• TASK INSTRUCTIONS
Copy each line below in which the word "Forest" occurs.

## begin

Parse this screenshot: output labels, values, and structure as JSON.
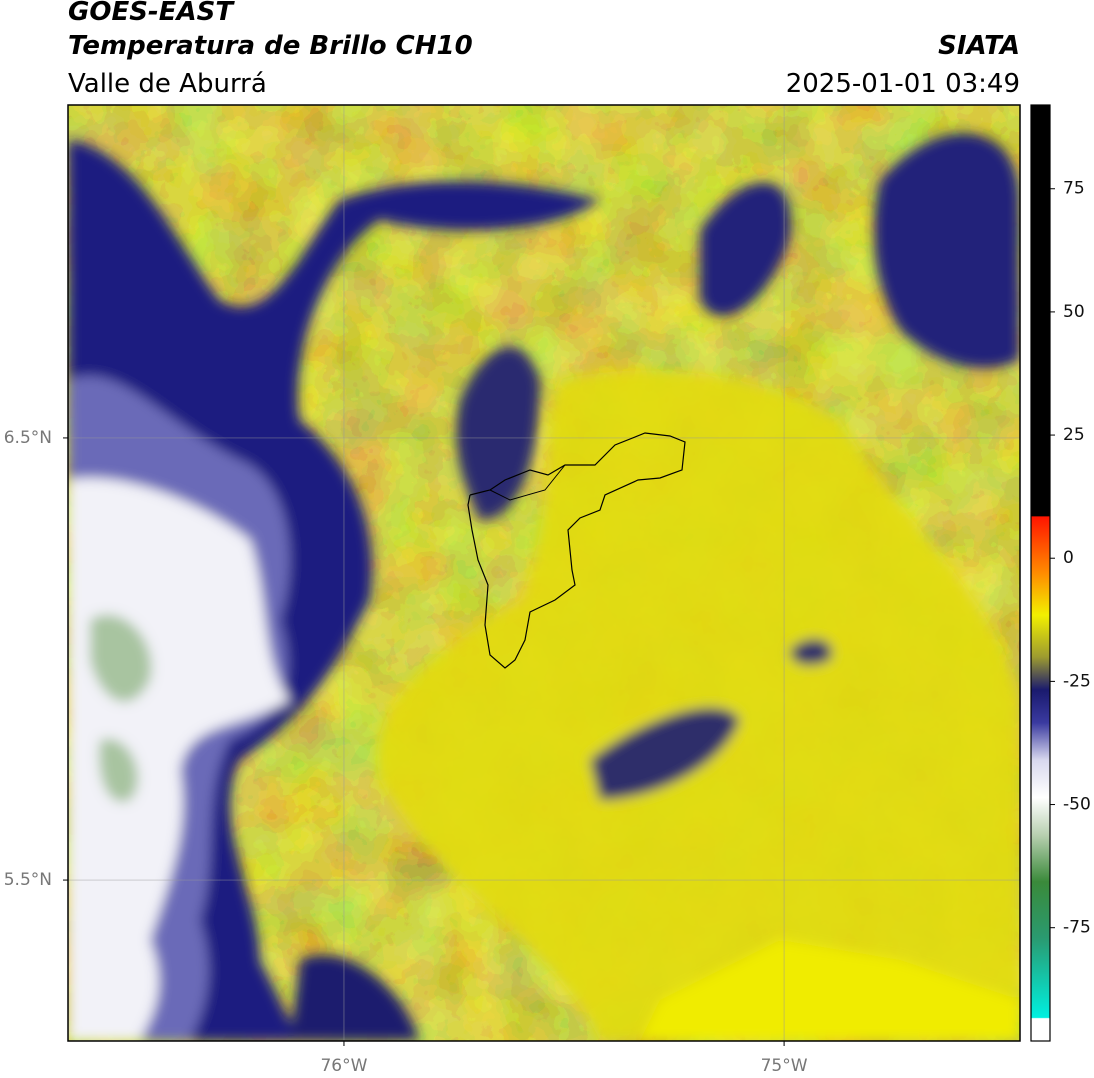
{
  "header": {
    "title": "GOES-EAST",
    "subtitle": "Temperatura de Brillo CH10",
    "region": "Valle de Aburrá",
    "source": "SIATA",
    "datetime": "2025-01-01 03:49"
  },
  "map": {
    "xlim": [
      -76.627,
      -74.464
    ],
    "ylim": [
      5.136,
      7.253
    ],
    "xticks": [
      {
        "value": -76,
        "label": "76°W"
      },
      {
        "value": -75,
        "label": "75°W"
      }
    ],
    "yticks": [
      {
        "value": 6.5,
        "label": "6.5°N"
      },
      {
        "value": 5.5,
        "label": "5.5°N"
      }
    ],
    "grid": true
  },
  "colorbar": {
    "lim": [
      -98,
      92
    ],
    "ticks": [
      75,
      50,
      25,
      0,
      -25,
      -50,
      -75
    ]
  }
}
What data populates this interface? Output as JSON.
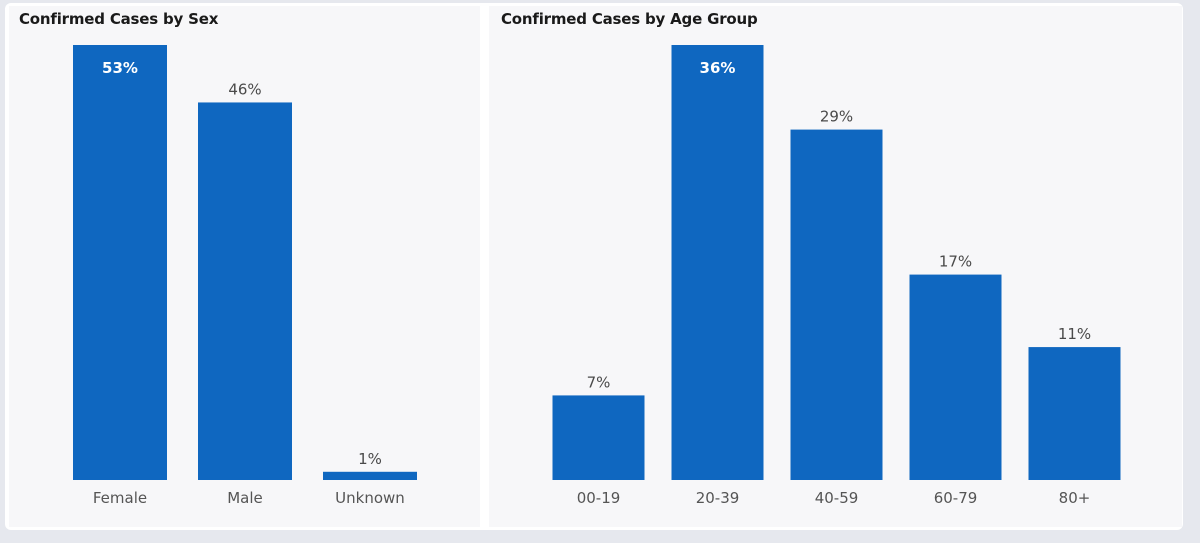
{
  "colors": {
    "bar": "#0f67c0",
    "inside_label": "#ffffff",
    "label": "#4a4a4a"
  },
  "chart_data": [
    {
      "type": "bar",
      "title": "Confirmed Cases by Sex",
      "categories": [
        "Female",
        "Male",
        "Unknown"
      ],
      "values": [
        53,
        46,
        1
      ],
      "data_labels": [
        "53%",
        "46%",
        "1%"
      ],
      "inside_label_index": 0,
      "ylim": [
        0,
        53
      ],
      "xlabel": "",
      "ylabel": "",
      "grid": false
    },
    {
      "type": "bar",
      "title": "Confirmed Cases by Age Group",
      "categories": [
        "00-19",
        "20-39",
        "40-59",
        "60-79",
        "80+"
      ],
      "values": [
        7,
        36,
        29,
        17,
        11
      ],
      "data_labels": [
        "7%",
        "36%",
        "29%",
        "17%",
        "11%"
      ],
      "inside_label_index": 1,
      "ylim": [
        0,
        36
      ],
      "xlabel": "",
      "ylabel": "",
      "grid": false
    }
  ]
}
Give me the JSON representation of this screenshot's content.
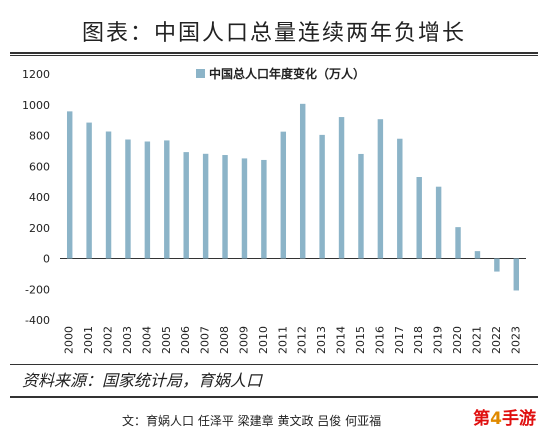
{
  "figure": {
    "title": "图表：中国人口总量连续两年负增长",
    "source": "资料来源：国家统计局，育娲人口",
    "authors": "文：育娲人口 任泽平 梁建章 黄文政 吕俊 何亚福",
    "badge_prefix": "第",
    "badge_num": "4",
    "badge_suffix": "手游"
  },
  "chart_data": {
    "type": "bar",
    "legend_label": "中国总人口年度变化（万人）",
    "legend_position": "top-center",
    "grid": false,
    "bar_color": "#8cb4c8",
    "ylim": [
      -400,
      1200
    ],
    "yticks": [
      -400,
      -200,
      0,
      200,
      400,
      600,
      800,
      1000,
      1200
    ],
    "categories": [
      "2000",
      "2001",
      "2002",
      "2003",
      "2004",
      "2005",
      "2006",
      "2007",
      "2008",
      "2009",
      "2010",
      "2011",
      "2012",
      "2013",
      "2014",
      "2015",
      "2016",
      "2017",
      "2018",
      "2019",
      "2020",
      "2021",
      "2022",
      "2023"
    ],
    "values": [
      957,
      884,
      826,
      774,
      761,
      768,
      692,
      681,
      673,
      651,
      641,
      825,
      1006,
      804,
      920,
      680,
      906,
      779,
      530,
      467,
      204,
      48,
      -85,
      -208
    ]
  }
}
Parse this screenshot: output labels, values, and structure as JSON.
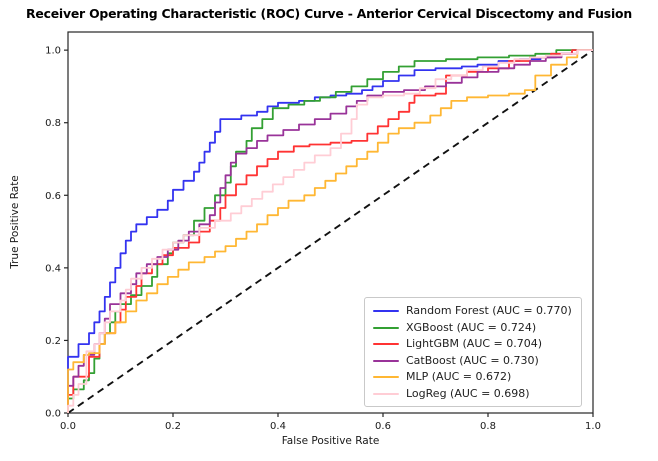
{
  "figure": {
    "background": "#ffffff",
    "axis_color": "#262626",
    "text_color": "#1a1a1a"
  },
  "chart_data": {
    "type": "line",
    "subtype": "roc-step-curves",
    "title": "Receiver Operating Characteristic (ROC) Curve - Anterior Cervical Discectomy and Fusion",
    "xlabel": "False Positive Rate",
    "ylabel": "True Positive Rate",
    "xlim": [
      0.0,
      1.0
    ],
    "ylim": [
      0.0,
      1.05
    ],
    "xticks": [
      0.0,
      0.2,
      0.4,
      0.6,
      0.8,
      1.0
    ],
    "yticks": [
      0.0,
      0.2,
      0.4,
      0.6,
      0.8,
      1.0
    ],
    "grid": false,
    "legend_position": "lower right",
    "series": [
      {
        "name": "Random Forest",
        "auc": 0.77,
        "label": "Random Forest (AUC = 0.770)",
        "color": "#3333f0",
        "points": [
          [
            0,
            0
          ],
          [
            0,
            0.155
          ],
          [
            0.02,
            0.155
          ],
          [
            0.02,
            0.19
          ],
          [
            0.04,
            0.22
          ],
          [
            0.05,
            0.25
          ],
          [
            0.06,
            0.28
          ],
          [
            0.07,
            0.32
          ],
          [
            0.08,
            0.36
          ],
          [
            0.09,
            0.4
          ],
          [
            0.1,
            0.44
          ],
          [
            0.11,
            0.475
          ],
          [
            0.12,
            0.5
          ],
          [
            0.13,
            0.52
          ],
          [
            0.15,
            0.54
          ],
          [
            0.17,
            0.56
          ],
          [
            0.19,
            0.585
          ],
          [
            0.2,
            0.615
          ],
          [
            0.22,
            0.64
          ],
          [
            0.24,
            0.665
          ],
          [
            0.25,
            0.69
          ],
          [
            0.26,
            0.72
          ],
          [
            0.27,
            0.745
          ],
          [
            0.28,
            0.775
          ],
          [
            0.29,
            0.81
          ],
          [
            0.33,
            0.82
          ],
          [
            0.36,
            0.83
          ],
          [
            0.38,
            0.845
          ],
          [
            0.4,
            0.855
          ],
          [
            0.44,
            0.86
          ],
          [
            0.47,
            0.87
          ],
          [
            0.5,
            0.875
          ],
          [
            0.53,
            0.88
          ],
          [
            0.56,
            0.89
          ],
          [
            0.58,
            0.9
          ],
          [
            0.6,
            0.915
          ],
          [
            0.63,
            0.93
          ],
          [
            0.66,
            0.945
          ],
          [
            0.7,
            0.95
          ],
          [
            0.75,
            0.955
          ],
          [
            0.78,
            0.96
          ],
          [
            0.82,
            0.97
          ],
          [
            0.86,
            0.975
          ],
          [
            0.9,
            0.98
          ],
          [
            0.93,
            0.99
          ],
          [
            0.96,
            1.0
          ],
          [
            1,
            1
          ]
        ]
      },
      {
        "name": "XGBoost",
        "auc": 0.724,
        "label": "XGBoost (AUC = 0.724)",
        "color": "#33a033",
        "points": [
          [
            0,
            0
          ],
          [
            0,
            0.04
          ],
          [
            0.01,
            0.065
          ],
          [
            0.03,
            0.09
          ],
          [
            0.04,
            0.11
          ],
          [
            0.05,
            0.15
          ],
          [
            0.06,
            0.19
          ],
          [
            0.07,
            0.22
          ],
          [
            0.08,
            0.25
          ],
          [
            0.09,
            0.28
          ],
          [
            0.1,
            0.3
          ],
          [
            0.12,
            0.325
          ],
          [
            0.14,
            0.35
          ],
          [
            0.16,
            0.375
          ],
          [
            0.17,
            0.41
          ],
          [
            0.19,
            0.44
          ],
          [
            0.2,
            0.47
          ],
          [
            0.22,
            0.49
          ],
          [
            0.24,
            0.53
          ],
          [
            0.26,
            0.565
          ],
          [
            0.28,
            0.6
          ],
          [
            0.3,
            0.635
          ],
          [
            0.31,
            0.68
          ],
          [
            0.32,
            0.72
          ],
          [
            0.34,
            0.75
          ],
          [
            0.35,
            0.785
          ],
          [
            0.37,
            0.81
          ],
          [
            0.39,
            0.84
          ],
          [
            0.42,
            0.85
          ],
          [
            0.45,
            0.86
          ],
          [
            0.48,
            0.87
          ],
          [
            0.51,
            0.885
          ],
          [
            0.54,
            0.9
          ],
          [
            0.57,
            0.92
          ],
          [
            0.6,
            0.94
          ],
          [
            0.63,
            0.955
          ],
          [
            0.66,
            0.97
          ],
          [
            0.72,
            0.975
          ],
          [
            0.78,
            0.98
          ],
          [
            0.84,
            0.985
          ],
          [
            0.89,
            0.99
          ],
          [
            0.93,
            1.0
          ],
          [
            1,
            1
          ]
        ]
      },
      {
        "name": "LightGBM",
        "auc": 0.704,
        "label": "LightGBM (AUC = 0.704)",
        "color": "#ff3333",
        "points": [
          [
            0,
            0
          ],
          [
            0,
            0.05
          ],
          [
            0.01,
            0.05
          ],
          [
            0.01,
            0.1
          ],
          [
            0.04,
            0.105
          ],
          [
            0.04,
            0.155
          ],
          [
            0.06,
            0.19
          ],
          [
            0.07,
            0.22
          ],
          [
            0.09,
            0.25
          ],
          [
            0.1,
            0.285
          ],
          [
            0.11,
            0.32
          ],
          [
            0.13,
            0.35
          ],
          [
            0.14,
            0.385
          ],
          [
            0.16,
            0.41
          ],
          [
            0.18,
            0.435
          ],
          [
            0.2,
            0.455
          ],
          [
            0.23,
            0.47
          ],
          [
            0.25,
            0.5
          ],
          [
            0.27,
            0.53
          ],
          [
            0.29,
            0.565
          ],
          [
            0.3,
            0.6
          ],
          [
            0.32,
            0.63
          ],
          [
            0.34,
            0.655
          ],
          [
            0.36,
            0.68
          ],
          [
            0.38,
            0.7
          ],
          [
            0.4,
            0.72
          ],
          [
            0.43,
            0.735
          ],
          [
            0.46,
            0.74
          ],
          [
            0.5,
            0.745
          ],
          [
            0.54,
            0.75
          ],
          [
            0.57,
            0.77
          ],
          [
            0.59,
            0.79
          ],
          [
            0.61,
            0.81
          ],
          [
            0.63,
            0.83
          ],
          [
            0.65,
            0.855
          ],
          [
            0.66,
            0.875
          ],
          [
            0.7,
            0.88
          ],
          [
            0.72,
            0.93
          ],
          [
            0.76,
            0.94
          ],
          [
            0.8,
            0.95
          ],
          [
            0.84,
            0.97
          ],
          [
            0.88,
            0.98
          ],
          [
            0.92,
            0.99
          ],
          [
            0.96,
            1.0
          ],
          [
            1,
            1
          ]
        ]
      },
      {
        "name": "CatBoost",
        "auc": 0.73,
        "label": "CatBoost (AUC = 0.730)",
        "color": "#993399",
        "points": [
          [
            0,
            0
          ],
          [
            0,
            0.075
          ],
          [
            0.01,
            0.1
          ],
          [
            0.02,
            0.13
          ],
          [
            0.03,
            0.16
          ],
          [
            0.05,
            0.19
          ],
          [
            0.06,
            0.22
          ],
          [
            0.07,
            0.26
          ],
          [
            0.08,
            0.3
          ],
          [
            0.1,
            0.33
          ],
          [
            0.12,
            0.355
          ],
          [
            0.13,
            0.385
          ],
          [
            0.15,
            0.41
          ],
          [
            0.17,
            0.43
          ],
          [
            0.19,
            0.45
          ],
          [
            0.21,
            0.475
          ],
          [
            0.23,
            0.5
          ],
          [
            0.25,
            0.52
          ],
          [
            0.27,
            0.545
          ],
          [
            0.28,
            0.58
          ],
          [
            0.29,
            0.62
          ],
          [
            0.3,
            0.655
          ],
          [
            0.31,
            0.69
          ],
          [
            0.32,
            0.715
          ],
          [
            0.34,
            0.73
          ],
          [
            0.36,
            0.75
          ],
          [
            0.38,
            0.765
          ],
          [
            0.41,
            0.78
          ],
          [
            0.44,
            0.795
          ],
          [
            0.47,
            0.81
          ],
          [
            0.5,
            0.825
          ],
          [
            0.53,
            0.845
          ],
          [
            0.55,
            0.86
          ],
          [
            0.57,
            0.875
          ],
          [
            0.6,
            0.885
          ],
          [
            0.64,
            0.89
          ],
          [
            0.68,
            0.9
          ],
          [
            0.72,
            0.91
          ],
          [
            0.75,
            0.925
          ],
          [
            0.78,
            0.94
          ],
          [
            0.82,
            0.95
          ],
          [
            0.85,
            0.96
          ],
          [
            0.88,
            0.97
          ],
          [
            0.91,
            0.98
          ],
          [
            0.94,
            0.99
          ],
          [
            0.97,
            1.0
          ],
          [
            1,
            1
          ]
        ]
      },
      {
        "name": "MLP",
        "auc": 0.672,
        "label": "MLP (AUC = 0.672)",
        "color": "#ffb733",
        "points": [
          [
            0,
            0
          ],
          [
            0,
            0.12
          ],
          [
            0.01,
            0.14
          ],
          [
            0.03,
            0.16
          ],
          [
            0.04,
            0.165
          ],
          [
            0.06,
            0.19
          ],
          [
            0.07,
            0.22
          ],
          [
            0.09,
            0.25
          ],
          [
            0.11,
            0.28
          ],
          [
            0.13,
            0.31
          ],
          [
            0.15,
            0.33
          ],
          [
            0.17,
            0.355
          ],
          [
            0.19,
            0.375
          ],
          [
            0.21,
            0.395
          ],
          [
            0.23,
            0.415
          ],
          [
            0.26,
            0.43
          ],
          [
            0.28,
            0.445
          ],
          [
            0.3,
            0.46
          ],
          [
            0.32,
            0.48
          ],
          [
            0.34,
            0.5
          ],
          [
            0.36,
            0.52
          ],
          [
            0.38,
            0.545
          ],
          [
            0.4,
            0.565
          ],
          [
            0.42,
            0.585
          ],
          [
            0.45,
            0.6
          ],
          [
            0.47,
            0.62
          ],
          [
            0.49,
            0.64
          ],
          [
            0.51,
            0.66
          ],
          [
            0.53,
            0.68
          ],
          [
            0.55,
            0.7
          ],
          [
            0.57,
            0.72
          ],
          [
            0.59,
            0.745
          ],
          [
            0.61,
            0.77
          ],
          [
            0.63,
            0.785
          ],
          [
            0.66,
            0.8
          ],
          [
            0.69,
            0.82
          ],
          [
            0.71,
            0.84
          ],
          [
            0.73,
            0.86
          ],
          [
            0.76,
            0.87
          ],
          [
            0.8,
            0.875
          ],
          [
            0.84,
            0.88
          ],
          [
            0.87,
            0.89
          ],
          [
            0.89,
            0.93
          ],
          [
            0.92,
            0.96
          ],
          [
            0.95,
            0.98
          ],
          [
            0.97,
            1.0
          ],
          [
            1,
            1
          ]
        ]
      },
      {
        "name": "LogReg",
        "auc": 0.698,
        "label": "LogReg (AUC = 0.698)",
        "color": "#ffcdd5",
        "points": [
          [
            0,
            0
          ],
          [
            0,
            0.02
          ],
          [
            0.01,
            0.05
          ],
          [
            0.02,
            0.08
          ],
          [
            0.035,
            0.08
          ],
          [
            0.035,
            0.17
          ],
          [
            0.05,
            0.19
          ],
          [
            0.06,
            0.22
          ],
          [
            0.07,
            0.25
          ],
          [
            0.08,
            0.28
          ],
          [
            0.1,
            0.31
          ],
          [
            0.11,
            0.34
          ],
          [
            0.12,
            0.37
          ],
          [
            0.14,
            0.4
          ],
          [
            0.16,
            0.425
          ],
          [
            0.18,
            0.45
          ],
          [
            0.2,
            0.47
          ],
          [
            0.22,
            0.49
          ],
          [
            0.25,
            0.51
          ],
          [
            0.28,
            0.53
          ],
          [
            0.31,
            0.55
          ],
          [
            0.33,
            0.57
          ],
          [
            0.35,
            0.59
          ],
          [
            0.37,
            0.61
          ],
          [
            0.39,
            0.63
          ],
          [
            0.41,
            0.65
          ],
          [
            0.43,
            0.67
          ],
          [
            0.45,
            0.69
          ],
          [
            0.47,
            0.71
          ],
          [
            0.5,
            0.73
          ],
          [
            0.52,
            0.77
          ],
          [
            0.54,
            0.81
          ],
          [
            0.55,
            0.85
          ],
          [
            0.57,
            0.87
          ],
          [
            0.6,
            0.875
          ],
          [
            0.64,
            0.88
          ],
          [
            0.67,
            0.895
          ],
          [
            0.7,
            0.92
          ],
          [
            0.73,
            0.93
          ],
          [
            0.76,
            0.945
          ],
          [
            0.79,
            0.955
          ],
          [
            0.82,
            0.965
          ],
          [
            0.85,
            0.975
          ],
          [
            0.88,
            0.98
          ],
          [
            0.91,
            0.985
          ],
          [
            0.94,
            0.99
          ],
          [
            0.97,
            1.0
          ],
          [
            1,
            1
          ]
        ]
      }
    ],
    "reference_line": {
      "name": "chance-diagonal",
      "color": "#111111",
      "dash": [
        7,
        5
      ],
      "points": [
        [
          0,
          0
        ],
        [
          1,
          1
        ]
      ]
    }
  }
}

## end

• EXPECTED OUTPUT
        "name": "Random Forest",
        "label": "Random Forest (AUC = 0.770)",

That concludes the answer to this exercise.